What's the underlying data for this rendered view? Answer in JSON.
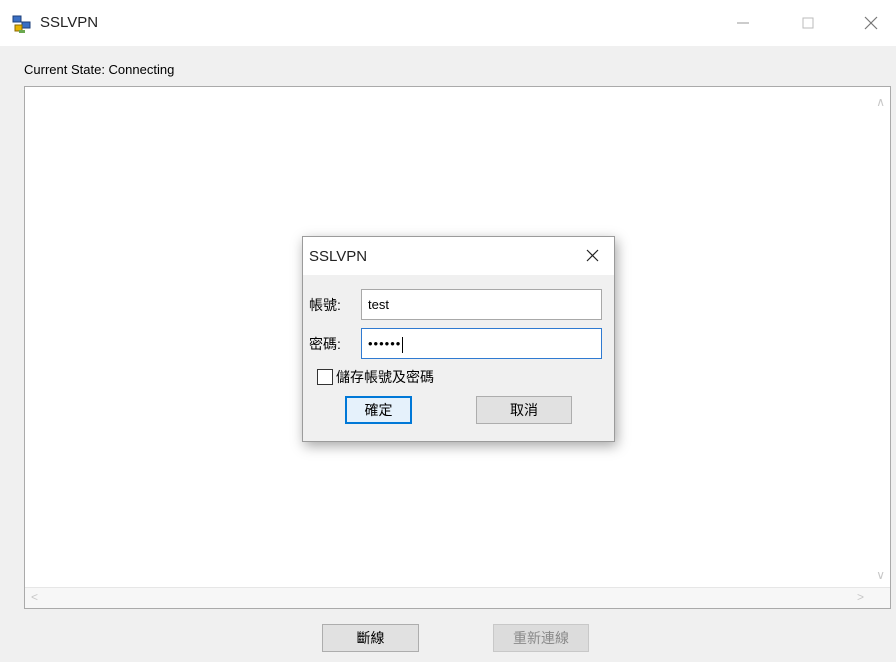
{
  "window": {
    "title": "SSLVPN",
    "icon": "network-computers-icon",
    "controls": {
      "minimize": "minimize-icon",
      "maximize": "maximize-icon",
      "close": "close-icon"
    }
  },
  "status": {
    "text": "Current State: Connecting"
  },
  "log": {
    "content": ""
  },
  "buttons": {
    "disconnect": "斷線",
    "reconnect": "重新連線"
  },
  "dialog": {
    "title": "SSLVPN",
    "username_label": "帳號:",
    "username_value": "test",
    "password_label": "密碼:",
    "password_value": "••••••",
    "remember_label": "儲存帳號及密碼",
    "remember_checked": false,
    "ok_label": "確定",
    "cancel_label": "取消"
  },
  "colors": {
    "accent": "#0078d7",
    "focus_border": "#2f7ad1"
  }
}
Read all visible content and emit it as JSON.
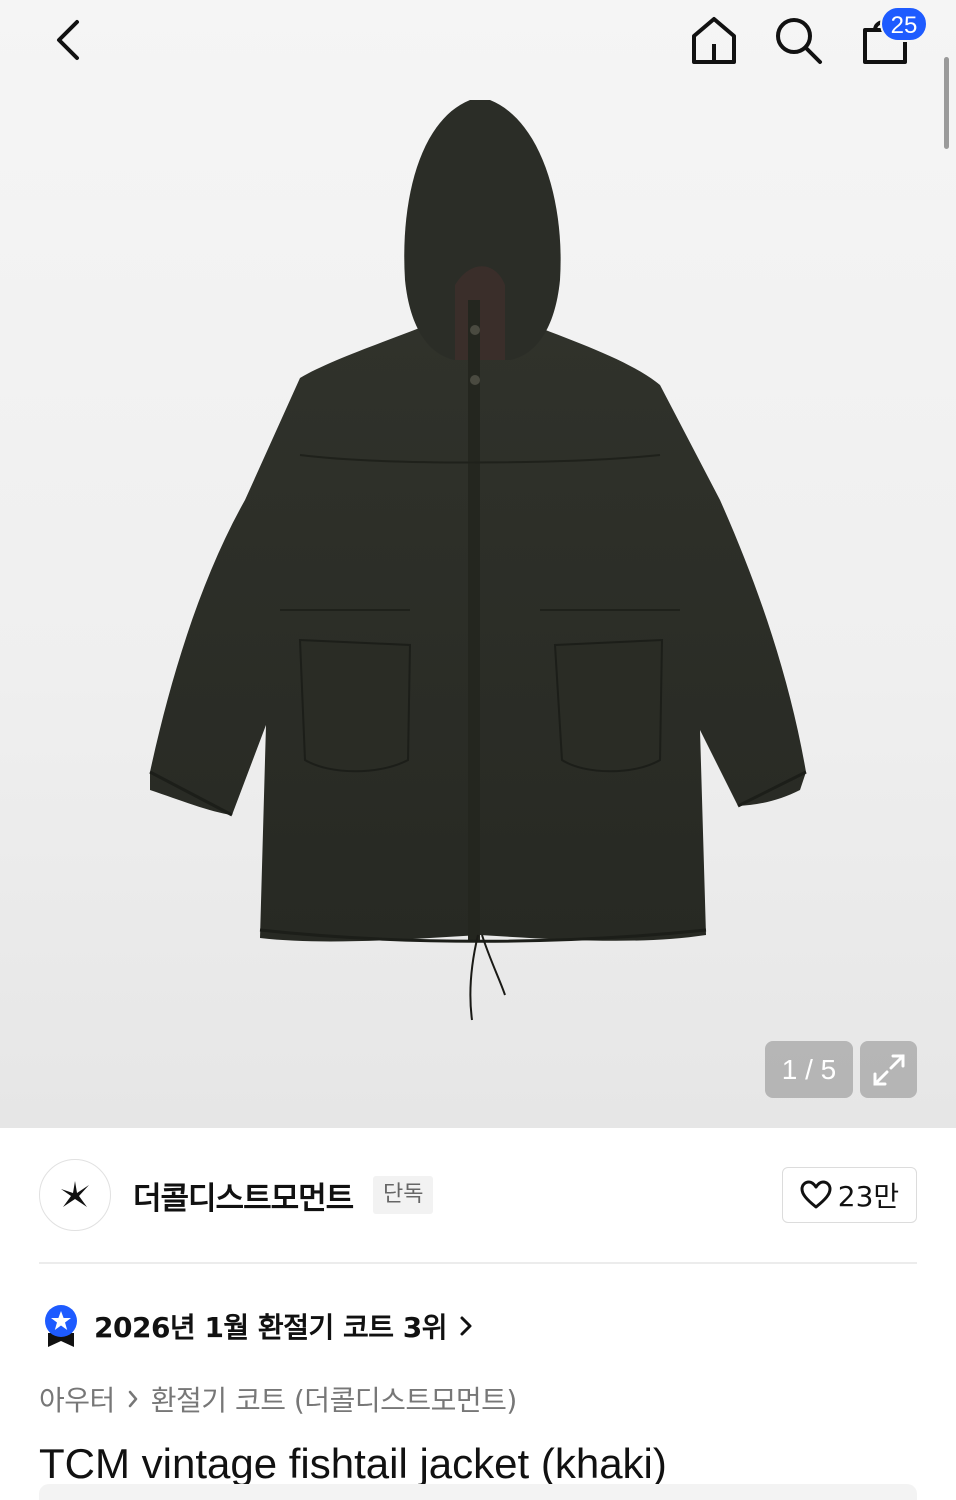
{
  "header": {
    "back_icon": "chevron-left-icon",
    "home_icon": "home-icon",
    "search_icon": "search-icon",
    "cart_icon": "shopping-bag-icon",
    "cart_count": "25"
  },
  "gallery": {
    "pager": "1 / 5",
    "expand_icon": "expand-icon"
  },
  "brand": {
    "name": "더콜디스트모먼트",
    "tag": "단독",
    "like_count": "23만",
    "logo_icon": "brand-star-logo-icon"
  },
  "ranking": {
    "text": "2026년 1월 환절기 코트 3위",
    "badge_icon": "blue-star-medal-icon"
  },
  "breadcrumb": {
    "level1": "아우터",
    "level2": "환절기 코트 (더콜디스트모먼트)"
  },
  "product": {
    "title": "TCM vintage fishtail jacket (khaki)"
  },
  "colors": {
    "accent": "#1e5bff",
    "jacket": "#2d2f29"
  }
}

= Instructions to follow =
Set the data above down again exactly as given, with no pictures.

= Output =
What's the underlying data for this rendered view? Answer in JSON.
{
  "window": {
    "title": "SSLVPN",
    "icon": "network-computers-icon",
    "controls": {
      "minimize": "minimize-icon",
      "maximize": "maximize-icon",
      "close": "close-icon"
    }
  },
  "status": {
    "text": "Current State: Connecting"
  },
  "log": {
    "content": ""
  },
  "buttons": {
    "disconnect": "斷線",
    "reconnect": "重新連線"
  },
  "dialog": {
    "title": "SSLVPN",
    "username_label": "帳號:",
    "username_value": "test",
    "password_label": "密碼:",
    "password_value": "••••••",
    "remember_label": "儲存帳號及密碼",
    "remember_checked": false,
    "ok_label": "確定",
    "cancel_label": "取消"
  },
  "colors": {
    "accent": "#0078d7",
    "focus_border": "#2f7ad1"
  }
}
Read all visible content and emit it as JSON.
{
  "header": {
    "back_icon": "chevron-left-icon",
    "home_icon": "home-icon",
    "search_icon": "search-icon",
    "cart_icon": "shopping-bag-icon",
    "cart_count": "25"
  },
  "gallery": {
    "pager": "1 / 5",
    "expand_icon": "expand-icon"
  },
  "brand": {
    "name": "더콜디스트모먼트",
    "tag": "단독",
    "like_count": "23만",
    "logo_icon": "brand-star-logo-icon"
  },
  "ranking": {
    "text": "2026년 1월 환절기 코트 3위",
    "badge_icon": "blue-star-medal-icon"
  },
  "breadcrumb": {
    "level1": "아우터",
    "level2": "환절기 코트 (더콜디스트모먼트)"
  },
  "product": {
    "title": "TCM vintage fishtail jacket (khaki)"
  },
  "colors": {
    "accent": "#1e5bff",
    "jacket": "#2d2f29"
  }
}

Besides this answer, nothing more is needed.